Rows from a dataset:

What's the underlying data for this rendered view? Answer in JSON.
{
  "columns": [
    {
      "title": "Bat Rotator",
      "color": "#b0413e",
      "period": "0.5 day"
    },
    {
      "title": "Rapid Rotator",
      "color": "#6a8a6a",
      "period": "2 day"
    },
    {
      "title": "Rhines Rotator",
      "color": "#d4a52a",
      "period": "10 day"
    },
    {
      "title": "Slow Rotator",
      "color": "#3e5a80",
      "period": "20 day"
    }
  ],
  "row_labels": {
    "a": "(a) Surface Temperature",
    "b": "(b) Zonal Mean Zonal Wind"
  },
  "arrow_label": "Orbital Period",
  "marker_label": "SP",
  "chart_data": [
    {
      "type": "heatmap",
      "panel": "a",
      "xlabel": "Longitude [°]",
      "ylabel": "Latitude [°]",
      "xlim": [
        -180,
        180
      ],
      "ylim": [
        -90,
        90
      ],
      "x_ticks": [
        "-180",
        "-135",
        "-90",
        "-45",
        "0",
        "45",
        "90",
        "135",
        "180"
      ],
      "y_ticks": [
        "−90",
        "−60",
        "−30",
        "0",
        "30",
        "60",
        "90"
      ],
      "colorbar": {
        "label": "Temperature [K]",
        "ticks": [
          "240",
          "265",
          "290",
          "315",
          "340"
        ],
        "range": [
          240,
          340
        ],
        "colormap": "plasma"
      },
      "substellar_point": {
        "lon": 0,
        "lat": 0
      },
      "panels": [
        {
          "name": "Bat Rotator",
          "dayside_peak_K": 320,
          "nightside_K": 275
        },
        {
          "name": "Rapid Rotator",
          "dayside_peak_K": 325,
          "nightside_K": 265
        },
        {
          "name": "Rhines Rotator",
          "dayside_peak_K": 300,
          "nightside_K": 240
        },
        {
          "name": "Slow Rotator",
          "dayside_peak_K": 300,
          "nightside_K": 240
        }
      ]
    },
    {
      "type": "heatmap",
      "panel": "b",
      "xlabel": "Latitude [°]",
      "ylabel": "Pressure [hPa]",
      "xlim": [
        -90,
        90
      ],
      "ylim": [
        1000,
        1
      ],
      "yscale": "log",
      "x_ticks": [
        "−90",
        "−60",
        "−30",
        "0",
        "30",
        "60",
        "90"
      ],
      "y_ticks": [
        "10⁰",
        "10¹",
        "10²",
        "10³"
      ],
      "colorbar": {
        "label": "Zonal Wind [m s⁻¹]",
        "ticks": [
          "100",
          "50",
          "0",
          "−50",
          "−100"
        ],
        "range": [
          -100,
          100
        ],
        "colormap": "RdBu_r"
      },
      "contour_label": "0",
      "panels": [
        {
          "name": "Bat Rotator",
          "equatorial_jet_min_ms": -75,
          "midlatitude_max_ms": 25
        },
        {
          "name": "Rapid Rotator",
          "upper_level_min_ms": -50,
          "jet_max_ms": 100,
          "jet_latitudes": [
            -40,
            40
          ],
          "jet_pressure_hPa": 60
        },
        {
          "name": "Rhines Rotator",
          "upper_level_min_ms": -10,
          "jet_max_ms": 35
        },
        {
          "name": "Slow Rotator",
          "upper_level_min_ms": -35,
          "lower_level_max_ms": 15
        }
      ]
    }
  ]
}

[REQUIRED WORK]: Give all the entries again exactly; leave none out.

[RESPONSE]:
What's the underlying data for this rendered view? Answer in JSON.
{
  "columns": [
    {
      "title": "Bat Rotator",
      "color": "#b0413e",
      "period": "0.5 day"
    },
    {
      "title": "Rapid Rotator",
      "color": "#6a8a6a",
      "period": "2 day"
    },
    {
      "title": "Rhines Rotator",
      "color": "#d4a52a",
      "period": "10 day"
    },
    {
      "title": "Slow Rotator",
      "color": "#3e5a80",
      "period": "20 day"
    }
  ],
  "row_labels": {
    "a": "(a) Surface Temperature",
    "b": "(b) Zonal Mean Zonal Wind"
  },
  "arrow_label": "Orbital Period",
  "marker_label": "SP",
  "chart_data": [
    {
      "type": "heatmap",
      "panel": "a",
      "xlabel": "Longitude [°]",
      "ylabel": "Latitude [°]",
      "xlim": [
        -180,
        180
      ],
      "ylim": [
        -90,
        90
      ],
      "x_ticks": [
        "-180",
        "-135",
        "-90",
        "-45",
        "0",
        "45",
        "90",
        "135",
        "180"
      ],
      "y_ticks": [
        "−90",
        "−60",
        "−30",
        "0",
        "30",
        "60",
        "90"
      ],
      "colorbar": {
        "label": "Temperature [K]",
        "ticks": [
          "240",
          "265",
          "290",
          "315",
          "340"
        ],
        "range": [
          240,
          340
        ],
        "colormap": "plasma"
      },
      "substellar_point": {
        "lon": 0,
        "lat": 0
      },
      "panels": [
        {
          "name": "Bat Rotator",
          "dayside_peak_K": 320,
          "nightside_K": 275
        },
        {
          "name": "Rapid Rotator",
          "dayside_peak_K": 325,
          "nightside_K": 265
        },
        {
          "name": "Rhines Rotator",
          "dayside_peak_K": 300,
          "nightside_K": 240
        },
        {
          "name": "Slow Rotator",
          "dayside_peak_K": 300,
          "nightside_K": 240
        }
      ]
    },
    {
      "type": "heatmap",
      "panel": "b",
      "xlabel": "Latitude [°]",
      "ylabel": "Pressure [hPa]",
      "xlim": [
        -90,
        90
      ],
      "ylim": [
        1000,
        1
      ],
      "yscale": "log",
      "x_ticks": [
        "−90",
        "−60",
        "−30",
        "0",
        "30",
        "60",
        "90"
      ],
      "y_ticks": [
        "10⁰",
        "10¹",
        "10²",
        "10³"
      ],
      "colorbar": {
        "label": "Zonal Wind [m s⁻¹]",
        "ticks": [
          "100",
          "50",
          "0",
          "−50",
          "−100"
        ],
        "range": [
          -100,
          100
        ],
        "colormap": "RdBu_r"
      },
      "contour_label": "0",
      "panels": [
        {
          "name": "Bat Rotator",
          "equatorial_jet_min_ms": -75,
          "midlatitude_max_ms": 25
        },
        {
          "name": "Rapid Rotator",
          "upper_level_min_ms": -50,
          "jet_max_ms": 100,
          "jet_latitudes": [
            -40,
            40
          ],
          "jet_pressure_hPa": 60
        },
        {
          "name": "Rhines Rotator",
          "upper_level_min_ms": -10,
          "jet_max_ms": 35
        },
        {
          "name": "Slow Rotator",
          "upper_level_min_ms": -35,
          "lower_level_max_ms": 15
        }
      ]
    }
  ]
}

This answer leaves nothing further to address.